Supplied material
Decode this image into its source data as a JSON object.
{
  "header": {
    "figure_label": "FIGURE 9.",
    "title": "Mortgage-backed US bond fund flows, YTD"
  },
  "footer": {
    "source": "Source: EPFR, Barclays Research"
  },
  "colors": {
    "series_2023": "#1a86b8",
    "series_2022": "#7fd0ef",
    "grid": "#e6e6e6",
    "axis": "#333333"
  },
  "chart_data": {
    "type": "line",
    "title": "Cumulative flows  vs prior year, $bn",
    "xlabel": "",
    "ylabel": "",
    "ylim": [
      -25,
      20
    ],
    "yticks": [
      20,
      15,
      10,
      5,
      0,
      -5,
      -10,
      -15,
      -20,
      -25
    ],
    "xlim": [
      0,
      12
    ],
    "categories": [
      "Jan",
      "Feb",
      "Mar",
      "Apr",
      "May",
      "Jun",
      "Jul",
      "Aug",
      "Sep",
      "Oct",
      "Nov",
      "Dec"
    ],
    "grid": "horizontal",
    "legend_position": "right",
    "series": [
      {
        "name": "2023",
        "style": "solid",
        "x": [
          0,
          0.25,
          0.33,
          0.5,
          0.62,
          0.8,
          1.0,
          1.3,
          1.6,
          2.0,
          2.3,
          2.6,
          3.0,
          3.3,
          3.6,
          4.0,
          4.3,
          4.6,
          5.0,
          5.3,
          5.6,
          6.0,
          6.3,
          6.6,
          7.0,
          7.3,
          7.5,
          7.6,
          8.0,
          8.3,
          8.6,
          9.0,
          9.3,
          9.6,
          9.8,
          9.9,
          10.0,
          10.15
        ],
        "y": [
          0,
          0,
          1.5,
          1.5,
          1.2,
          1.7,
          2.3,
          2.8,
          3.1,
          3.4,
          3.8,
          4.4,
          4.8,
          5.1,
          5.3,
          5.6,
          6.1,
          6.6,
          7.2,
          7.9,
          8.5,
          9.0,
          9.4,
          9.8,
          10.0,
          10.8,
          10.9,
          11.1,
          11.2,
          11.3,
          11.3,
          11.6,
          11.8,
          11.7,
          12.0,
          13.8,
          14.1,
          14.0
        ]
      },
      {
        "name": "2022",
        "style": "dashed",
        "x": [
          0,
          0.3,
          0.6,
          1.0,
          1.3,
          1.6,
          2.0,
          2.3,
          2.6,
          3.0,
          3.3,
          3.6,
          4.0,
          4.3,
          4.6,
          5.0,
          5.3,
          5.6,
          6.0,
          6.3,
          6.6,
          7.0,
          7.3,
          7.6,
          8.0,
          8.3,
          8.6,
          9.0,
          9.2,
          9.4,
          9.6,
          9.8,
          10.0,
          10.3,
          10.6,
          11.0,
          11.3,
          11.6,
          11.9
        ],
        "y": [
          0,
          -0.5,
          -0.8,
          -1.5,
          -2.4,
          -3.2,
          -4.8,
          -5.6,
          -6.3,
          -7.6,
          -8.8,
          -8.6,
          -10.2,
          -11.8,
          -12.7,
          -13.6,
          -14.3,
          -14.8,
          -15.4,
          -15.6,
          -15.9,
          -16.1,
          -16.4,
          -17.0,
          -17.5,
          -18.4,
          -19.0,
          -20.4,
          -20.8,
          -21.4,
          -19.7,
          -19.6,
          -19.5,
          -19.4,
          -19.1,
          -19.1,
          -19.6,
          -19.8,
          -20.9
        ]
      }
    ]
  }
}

Required work
Reproduce the complete data exactly as presented above.

Result for this task
Decode this image into its source data as a JSON object.
{
  "header": {
    "figure_label": "FIGURE 9.",
    "title": "Mortgage-backed US bond fund flows, YTD"
  },
  "footer": {
    "source": "Source: EPFR, Barclays Research"
  },
  "colors": {
    "series_2023": "#1a86b8",
    "series_2022": "#7fd0ef",
    "grid": "#e6e6e6",
    "axis": "#333333"
  },
  "chart_data": {
    "type": "line",
    "title": "Cumulative flows  vs prior year, $bn",
    "xlabel": "",
    "ylabel": "",
    "ylim": [
      -25,
      20
    ],
    "yticks": [
      20,
      15,
      10,
      5,
      0,
      -5,
      -10,
      -15,
      -20,
      -25
    ],
    "xlim": [
      0,
      12
    ],
    "categories": [
      "Jan",
      "Feb",
      "Mar",
      "Apr",
      "May",
      "Jun",
      "Jul",
      "Aug",
      "Sep",
      "Oct",
      "Nov",
      "Dec"
    ],
    "grid": "horizontal",
    "legend_position": "right",
    "series": [
      {
        "name": "2023",
        "style": "solid",
        "x": [
          0,
          0.25,
          0.33,
          0.5,
          0.62,
          0.8,
          1.0,
          1.3,
          1.6,
          2.0,
          2.3,
          2.6,
          3.0,
          3.3,
          3.6,
          4.0,
          4.3,
          4.6,
          5.0,
          5.3,
          5.6,
          6.0,
          6.3,
          6.6,
          7.0,
          7.3,
          7.5,
          7.6,
          8.0,
          8.3,
          8.6,
          9.0,
          9.3,
          9.6,
          9.8,
          9.9,
          10.0,
          10.15
        ],
        "y": [
          0,
          0,
          1.5,
          1.5,
          1.2,
          1.7,
          2.3,
          2.8,
          3.1,
          3.4,
          3.8,
          4.4,
          4.8,
          5.1,
          5.3,
          5.6,
          6.1,
          6.6,
          7.2,
          7.9,
          8.5,
          9.0,
          9.4,
          9.8,
          10.0,
          10.8,
          10.9,
          11.1,
          11.2,
          11.3,
          11.3,
          11.6,
          11.8,
          11.7,
          12.0,
          13.8,
          14.1,
          14.0
        ]
      },
      {
        "name": "2022",
        "style": "dashed",
        "x": [
          0,
          0.3,
          0.6,
          1.0,
          1.3,
          1.6,
          2.0,
          2.3,
          2.6,
          3.0,
          3.3,
          3.6,
          4.0,
          4.3,
          4.6,
          5.0,
          5.3,
          5.6,
          6.0,
          6.3,
          6.6,
          7.0,
          7.3,
          7.6,
          8.0,
          8.3,
          8.6,
          9.0,
          9.2,
          9.4,
          9.6,
          9.8,
          10.0,
          10.3,
          10.6,
          11.0,
          11.3,
          11.6,
          11.9
        ],
        "y": [
          0,
          -0.5,
          -0.8,
          -1.5,
          -2.4,
          -3.2,
          -4.8,
          -5.6,
          -6.3,
          -7.6,
          -8.8,
          -8.6,
          -10.2,
          -11.8,
          -12.7,
          -13.6,
          -14.3,
          -14.8,
          -15.4,
          -15.6,
          -15.9,
          -16.1,
          -16.4,
          -17.0,
          -17.5,
          -18.4,
          -19.0,
          -20.4,
          -20.8,
          -21.4,
          -19.7,
          -19.6,
          -19.5,
          -19.4,
          -19.1,
          -19.1,
          -19.6,
          -19.8,
          -20.9
        ]
      }
    ]
  }
}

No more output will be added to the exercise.